■ PROBLEMS AND TASKS ■
[1] Transcribe the passage on fintech startups from the words "5. Establish good" up to and including the words "that facilitate growth.".
[2] Format the raw records as a Markdown table with the columns Number and Record line, numbering each row. Include only the lines from the start of the raw records up to and including the line with "material-row[interactable]: ガラス-鏡 BM-53", and skip any blank lines.

■ PAGE EXCERPT ■

3. Obtain the right capital from the right investors. A fundamental challenge for early-stage fintech businesses is to find the right capital at the right time, but startup founders must also consider what an investor brings to the table beyond just capital. Investors should provide sector or market expertise or relationships and networks that can help the company access talent, customers, or capital. For startups in the lending space, accessing debt at the early stage is particularly difficult. Banks and other debt providers typically balk at providing debt to applicants who lack a long operating history or haven’t reached breakeven. It’s a vicious cycle: Early-stage lenders are unable to raise the debt capital to build their loan portfolio due to their small book size, but they cannot grow their portfolios without access to funds to drive their growth. Often that restricts them to lending out very expensive equity. We worked with our former portfolio company Varthana, which provides specialized loans to affordable private schools in India, to help connect them with local and international debt funders so their growth wasn’t constrained by their inability to raise wholesale debt.

4. Develop your team and use it effectively. Having the right team in place allows startups to increase efficiency, lower costs, and retain talent. Hiring strong team members is just one necessary step; startups also need to ensure that teams are appropriately placed and engaged. Our portfolio company Artoo’s tailored intelligent lending platform for micro- and small business lenders initially required retooling the service for each new client. Artoo was sometimes losing time when the sales team, which had developed a relationship with the client and learned its needs, turned a contract over to the engineering team. By benchmarking Artoo’s organizational structure against its peers and considering industry best practices for sales organizations, we helped them redesign their sales team, creating a hybrid model that combined sales and engineering personnel and assigning new roles to reduce redundancy.

5. Establish good governance. Good governance is key to satisfying regulatory requirements and establishing credibility with new later-stage investors. We’ve joined many of our partners’ founding board teams in order to achieve these goals. We worked with our portfolio company Tienda Pago, which provides small businesses in Mexico with access to credit, to establish reporting and other basic governance elements, including a regular meeting schedule, agendas, and minutes. We also helped Tienda Pago develop a compensation plan for future hires, so that the company now has a framework to bring on senior talent and compensate them appropriately while still maintaining long-term viability. Board members can offer more than strategic and operational guidance: they can also introduce their networks to the startup leadership and forge connections that facilitate growth.

We at Venture Lab are particularly excited about the potential for inclusive fintech startups to leverage the right support, capital, and insights to accelerate social progress and realize significant financial and social returns. But even though our experience is in the fintech space, we believe the lessons we’ve gleaned—about product-market fit, operational focus, investor match, team-building, and governance—can offer value for impact-focused startups in any sector.

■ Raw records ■
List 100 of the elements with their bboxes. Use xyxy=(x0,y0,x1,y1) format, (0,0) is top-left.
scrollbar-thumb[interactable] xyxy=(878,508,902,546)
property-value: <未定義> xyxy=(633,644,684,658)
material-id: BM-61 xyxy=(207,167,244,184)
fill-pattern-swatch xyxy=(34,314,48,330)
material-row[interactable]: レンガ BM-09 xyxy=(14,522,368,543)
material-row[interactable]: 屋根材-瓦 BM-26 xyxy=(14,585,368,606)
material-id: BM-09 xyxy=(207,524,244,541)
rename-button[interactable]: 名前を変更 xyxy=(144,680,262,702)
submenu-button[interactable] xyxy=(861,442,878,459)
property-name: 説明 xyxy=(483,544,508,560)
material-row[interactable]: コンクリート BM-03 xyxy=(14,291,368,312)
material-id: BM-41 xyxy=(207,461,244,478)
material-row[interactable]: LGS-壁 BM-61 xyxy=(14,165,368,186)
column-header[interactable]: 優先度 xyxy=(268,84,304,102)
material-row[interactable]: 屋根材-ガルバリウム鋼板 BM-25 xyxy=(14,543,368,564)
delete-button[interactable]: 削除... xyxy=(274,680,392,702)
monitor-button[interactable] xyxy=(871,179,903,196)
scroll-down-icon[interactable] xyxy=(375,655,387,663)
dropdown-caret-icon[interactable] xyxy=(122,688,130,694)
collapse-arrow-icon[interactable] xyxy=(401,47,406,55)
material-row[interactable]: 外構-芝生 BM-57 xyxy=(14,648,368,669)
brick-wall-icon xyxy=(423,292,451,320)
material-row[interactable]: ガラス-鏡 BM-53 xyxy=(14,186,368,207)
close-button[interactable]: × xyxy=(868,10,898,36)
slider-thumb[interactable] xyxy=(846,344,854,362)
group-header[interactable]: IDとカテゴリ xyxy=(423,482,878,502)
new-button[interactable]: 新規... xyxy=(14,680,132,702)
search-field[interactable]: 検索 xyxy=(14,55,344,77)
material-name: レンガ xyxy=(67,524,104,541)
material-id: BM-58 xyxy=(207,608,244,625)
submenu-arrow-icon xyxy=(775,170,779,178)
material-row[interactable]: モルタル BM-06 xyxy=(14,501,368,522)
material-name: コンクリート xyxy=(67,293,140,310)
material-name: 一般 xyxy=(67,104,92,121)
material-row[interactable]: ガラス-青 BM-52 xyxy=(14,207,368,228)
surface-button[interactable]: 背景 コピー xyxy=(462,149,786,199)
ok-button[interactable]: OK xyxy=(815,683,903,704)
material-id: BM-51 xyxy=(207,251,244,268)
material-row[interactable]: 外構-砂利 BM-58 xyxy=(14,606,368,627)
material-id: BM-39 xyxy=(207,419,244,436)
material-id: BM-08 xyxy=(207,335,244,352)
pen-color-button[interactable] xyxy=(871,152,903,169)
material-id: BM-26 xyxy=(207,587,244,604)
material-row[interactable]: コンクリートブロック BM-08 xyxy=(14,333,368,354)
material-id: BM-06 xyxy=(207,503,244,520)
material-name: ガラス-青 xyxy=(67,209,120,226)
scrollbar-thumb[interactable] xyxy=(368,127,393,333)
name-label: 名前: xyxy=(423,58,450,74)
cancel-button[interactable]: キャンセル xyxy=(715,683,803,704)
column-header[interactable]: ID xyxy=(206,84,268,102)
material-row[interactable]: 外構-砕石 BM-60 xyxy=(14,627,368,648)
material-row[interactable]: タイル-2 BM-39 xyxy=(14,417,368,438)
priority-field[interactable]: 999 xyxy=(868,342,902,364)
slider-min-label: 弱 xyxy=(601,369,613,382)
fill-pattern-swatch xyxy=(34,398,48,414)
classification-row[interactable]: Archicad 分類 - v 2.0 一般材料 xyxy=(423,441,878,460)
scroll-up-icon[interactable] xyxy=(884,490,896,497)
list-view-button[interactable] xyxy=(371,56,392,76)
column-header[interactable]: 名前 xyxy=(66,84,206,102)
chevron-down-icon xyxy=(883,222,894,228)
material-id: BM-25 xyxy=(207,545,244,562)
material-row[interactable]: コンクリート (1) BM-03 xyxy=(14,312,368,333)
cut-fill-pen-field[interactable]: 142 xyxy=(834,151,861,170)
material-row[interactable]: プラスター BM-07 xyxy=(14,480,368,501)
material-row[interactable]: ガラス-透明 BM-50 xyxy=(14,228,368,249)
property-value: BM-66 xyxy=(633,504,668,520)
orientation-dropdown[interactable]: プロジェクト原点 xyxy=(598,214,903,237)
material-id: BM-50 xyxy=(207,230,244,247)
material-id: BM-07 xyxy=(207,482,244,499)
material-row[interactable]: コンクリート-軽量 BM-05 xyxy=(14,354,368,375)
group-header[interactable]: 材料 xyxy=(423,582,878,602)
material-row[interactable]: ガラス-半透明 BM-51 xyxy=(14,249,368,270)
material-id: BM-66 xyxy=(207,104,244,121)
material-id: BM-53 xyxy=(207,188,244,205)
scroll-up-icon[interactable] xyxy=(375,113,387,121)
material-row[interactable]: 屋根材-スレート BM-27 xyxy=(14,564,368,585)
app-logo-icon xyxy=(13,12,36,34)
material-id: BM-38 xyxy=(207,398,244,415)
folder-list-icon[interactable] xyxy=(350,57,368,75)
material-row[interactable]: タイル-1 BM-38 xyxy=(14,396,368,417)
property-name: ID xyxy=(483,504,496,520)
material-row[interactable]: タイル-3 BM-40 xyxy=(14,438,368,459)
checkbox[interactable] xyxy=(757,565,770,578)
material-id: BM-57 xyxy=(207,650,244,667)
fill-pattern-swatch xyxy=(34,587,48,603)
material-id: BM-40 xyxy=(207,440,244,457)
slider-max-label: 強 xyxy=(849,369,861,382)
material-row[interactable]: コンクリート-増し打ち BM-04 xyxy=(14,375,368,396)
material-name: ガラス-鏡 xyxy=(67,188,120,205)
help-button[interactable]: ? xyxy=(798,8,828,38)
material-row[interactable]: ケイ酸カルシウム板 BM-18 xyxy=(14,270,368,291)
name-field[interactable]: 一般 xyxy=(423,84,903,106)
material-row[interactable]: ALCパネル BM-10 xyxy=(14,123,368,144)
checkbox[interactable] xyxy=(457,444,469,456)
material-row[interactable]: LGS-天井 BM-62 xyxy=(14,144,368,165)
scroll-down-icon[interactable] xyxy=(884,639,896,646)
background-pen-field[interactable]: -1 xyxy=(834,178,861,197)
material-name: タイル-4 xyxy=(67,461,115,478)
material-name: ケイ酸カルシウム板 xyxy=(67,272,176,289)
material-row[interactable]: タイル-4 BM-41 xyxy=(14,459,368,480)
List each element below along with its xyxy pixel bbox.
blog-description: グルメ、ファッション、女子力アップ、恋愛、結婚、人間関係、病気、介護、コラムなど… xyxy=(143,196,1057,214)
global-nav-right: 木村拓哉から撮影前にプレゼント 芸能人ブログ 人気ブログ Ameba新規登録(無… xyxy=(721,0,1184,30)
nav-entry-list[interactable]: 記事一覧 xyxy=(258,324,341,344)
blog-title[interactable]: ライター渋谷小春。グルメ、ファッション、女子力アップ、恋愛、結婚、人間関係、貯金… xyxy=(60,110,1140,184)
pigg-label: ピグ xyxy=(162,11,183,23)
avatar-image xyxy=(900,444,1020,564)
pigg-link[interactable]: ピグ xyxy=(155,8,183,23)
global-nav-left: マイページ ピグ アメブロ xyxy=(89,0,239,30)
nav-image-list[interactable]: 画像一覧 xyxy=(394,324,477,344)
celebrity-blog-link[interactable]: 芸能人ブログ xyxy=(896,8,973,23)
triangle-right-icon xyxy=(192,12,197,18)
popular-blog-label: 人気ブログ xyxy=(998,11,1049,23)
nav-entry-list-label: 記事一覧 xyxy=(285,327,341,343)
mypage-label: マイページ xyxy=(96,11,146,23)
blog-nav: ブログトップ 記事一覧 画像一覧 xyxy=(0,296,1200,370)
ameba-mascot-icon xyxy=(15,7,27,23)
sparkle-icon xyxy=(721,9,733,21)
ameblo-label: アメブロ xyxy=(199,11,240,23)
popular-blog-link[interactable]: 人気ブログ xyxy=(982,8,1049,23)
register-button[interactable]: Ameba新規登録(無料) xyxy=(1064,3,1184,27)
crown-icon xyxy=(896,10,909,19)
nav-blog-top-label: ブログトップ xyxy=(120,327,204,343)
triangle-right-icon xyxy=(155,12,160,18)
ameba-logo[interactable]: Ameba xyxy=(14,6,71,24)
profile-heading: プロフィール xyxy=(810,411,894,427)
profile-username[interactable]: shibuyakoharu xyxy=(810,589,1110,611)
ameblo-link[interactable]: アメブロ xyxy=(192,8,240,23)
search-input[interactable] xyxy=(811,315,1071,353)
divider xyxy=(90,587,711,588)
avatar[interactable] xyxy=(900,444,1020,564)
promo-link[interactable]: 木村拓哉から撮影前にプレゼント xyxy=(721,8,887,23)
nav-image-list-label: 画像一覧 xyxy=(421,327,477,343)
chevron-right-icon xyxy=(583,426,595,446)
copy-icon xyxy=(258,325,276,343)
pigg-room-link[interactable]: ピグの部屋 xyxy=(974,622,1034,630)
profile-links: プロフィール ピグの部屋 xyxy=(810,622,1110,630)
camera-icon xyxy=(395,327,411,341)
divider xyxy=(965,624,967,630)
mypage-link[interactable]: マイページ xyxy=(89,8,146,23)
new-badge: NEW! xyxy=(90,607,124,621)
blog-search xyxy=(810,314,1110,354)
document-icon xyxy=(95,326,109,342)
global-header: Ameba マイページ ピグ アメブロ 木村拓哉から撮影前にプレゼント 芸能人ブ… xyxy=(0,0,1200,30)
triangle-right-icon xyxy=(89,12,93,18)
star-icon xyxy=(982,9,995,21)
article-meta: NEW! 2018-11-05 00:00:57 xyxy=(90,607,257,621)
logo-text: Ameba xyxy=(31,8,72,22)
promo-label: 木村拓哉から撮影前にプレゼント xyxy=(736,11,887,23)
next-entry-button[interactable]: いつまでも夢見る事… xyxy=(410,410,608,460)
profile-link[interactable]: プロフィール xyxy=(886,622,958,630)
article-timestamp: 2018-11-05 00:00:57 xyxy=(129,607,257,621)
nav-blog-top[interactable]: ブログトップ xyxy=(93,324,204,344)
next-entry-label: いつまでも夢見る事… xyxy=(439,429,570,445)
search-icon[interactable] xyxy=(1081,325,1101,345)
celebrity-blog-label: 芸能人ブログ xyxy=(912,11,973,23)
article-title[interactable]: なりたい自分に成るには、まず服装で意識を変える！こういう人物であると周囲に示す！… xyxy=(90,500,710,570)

■ TASK-BY-TASK OUTPUTS ■
[1]
5. Establish good governance. Good governance is key to satisfying regulatory requirements and establishing credibility with new later-stage investors. We’ve joined many of our partners’ founding board teams in order to achieve these goals. We worked with our portfolio company Tienda Pago, which provides small businesses in Mexico with access to credit, to establish reporting and other basic governance elements, including a regular meeting schedule, agendas, and minutes. We also helped Tienda Pago develop a compensation plan for future hires, so that the company now has a framework to bring on senior talent and compensate them appropriately while still maintaining long-term viability. Board members can offer more than strategic and operational guidance: they can also introduce their networks to the startup leadership and forge connections that facilitate growth.

[2]
| Number | Record line |
|---|---|
| 1 | List 100 of the elements with their bboxes. Use xyxy=(x0,y0,x1,y1) format, (0,0) is top-left. |
| 2 | scrollbar-thumb[interactable] xyxy=(878,508,902,546) |
| 3 | property-value: <未定義> xyxy=(633,644,684,658) |
| 4 | material-id: BM-61 xyxy=(207,167,244,184) |
| 5 | fill-pattern-swatch xyxy=(34,314,48,330) |
| 6 | material-row[interactable]: レンガ BM-09 xyxy=(14,522,368,543) |
| 7 | material-row[interactable]: 屋根材-瓦 BM-26 xyxy=(14,585,368,606) |
| 8 | material-id: BM-09 xyxy=(207,524,244,541) |
| 9 | rename-button[interactable]: 名前を変更 xyxy=(144,680,262,702) |
| 10 | submenu-button[interactable] xyxy=(861,442,878,459) |
| 11 | property-name: 説明 xyxy=(483,544,508,560) |
| 12 | material-row[interactable]: コンクリート BM-03 xyxy=(14,291,368,312) |
| 13 | material-id: BM-41 xyxy=(207,461,244,478) |
| 14 | material-row[interactable]: LGS-壁 BM-61 xyxy=(14,165,368,186) |
| 15 | column-header[interactable]: 優先度 xyxy=(268,84,304,102) |
| 16 | material-row[interactable]: 屋根材-ガルバリウム鋼板 BM-25 xyxy=(14,543,368,564) |
| 17 | delete-button[interactable]: 削除... xyxy=(274,680,392,702) |
| 18 | monitor-button[interactable] xyxy=(871,179,903,196) |
| 19 | scroll-down-icon[interactable] xyxy=(375,655,387,663) |
| 20 | dropdown-caret-icon[interactable] xyxy=(122,688,130,694) |
| 21 | collapse-arrow-icon[interactable] xyxy=(401,47,406,55) |
| 22 | material-row[interactable]: 外構-芝生 BM-57 xyxy=(14,648,368,669) |
| 23 | brick-wall-icon xyxy=(423,292,451,320) |
| 24 | material-row[interactable]: ガラス-鏡 BM-53 xyxy=(14,186,368,207) |